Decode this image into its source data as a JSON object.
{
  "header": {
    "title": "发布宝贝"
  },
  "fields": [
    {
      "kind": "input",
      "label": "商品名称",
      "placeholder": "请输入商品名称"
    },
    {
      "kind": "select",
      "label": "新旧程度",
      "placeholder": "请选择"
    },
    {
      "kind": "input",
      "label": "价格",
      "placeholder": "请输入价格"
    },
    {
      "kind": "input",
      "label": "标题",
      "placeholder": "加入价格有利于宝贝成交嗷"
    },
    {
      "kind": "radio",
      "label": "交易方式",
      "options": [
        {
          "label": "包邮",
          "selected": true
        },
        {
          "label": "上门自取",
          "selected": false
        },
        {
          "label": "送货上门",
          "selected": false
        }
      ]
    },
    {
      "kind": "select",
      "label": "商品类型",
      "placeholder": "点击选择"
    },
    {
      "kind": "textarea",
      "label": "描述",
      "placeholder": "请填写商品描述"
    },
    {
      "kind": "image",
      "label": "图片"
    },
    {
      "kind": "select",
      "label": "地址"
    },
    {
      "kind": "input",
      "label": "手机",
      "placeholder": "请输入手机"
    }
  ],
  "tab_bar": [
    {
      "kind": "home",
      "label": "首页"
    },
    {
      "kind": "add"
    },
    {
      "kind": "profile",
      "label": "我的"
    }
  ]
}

------------------------------------------------

§ Task details: Reproduce the full set of records precisely.

§ The solution:
Decode this image into its source data as a JSON object.
{
  "header": {
    "title": "发布宝贝"
  },
  "fields": [
    {
      "kind": "input",
      "label": "商品名称",
      "placeholder": "请输入商品名称"
    },
    {
      "kind": "select",
      "label": "新旧程度",
      "placeholder": "请选择"
    },
    {
      "kind": "input",
      "label": "价格",
      "placeholder": "请输入价格"
    },
    {
      "kind": "input",
      "label": "标题",
      "placeholder": "加入价格有利于宝贝成交嗷"
    },
    {
      "kind": "radio",
      "label": "交易方式",
      "options": [
        {
          "label": "包邮",
          "selected": true
        },
        {
          "label": "上门自取",
          "selected": false
        },
        {
          "label": "送货上门",
          "selected": false
        }
      ]
    },
    {
      "kind": "select",
      "label": "商品类型",
      "placeholder": "点击选择"
    },
    {
      "kind": "textarea",
      "label": "描述",
      "placeholder": "请填写商品描述"
    },
    {
      "kind": "image",
      "label": "图片"
    },
    {
      "kind": "select",
      "label": "地址"
    },
    {
      "kind": "input",
      "label": "手机",
      "placeholder": "请输入手机"
    }
  ],
  "tab_bar": [
    {
      "kind": "home",
      "label": "首页"
    },
    {
      "kind": "add"
    },
    {
      "kind": "profile",
      "label": "我的"
    }
  ]
}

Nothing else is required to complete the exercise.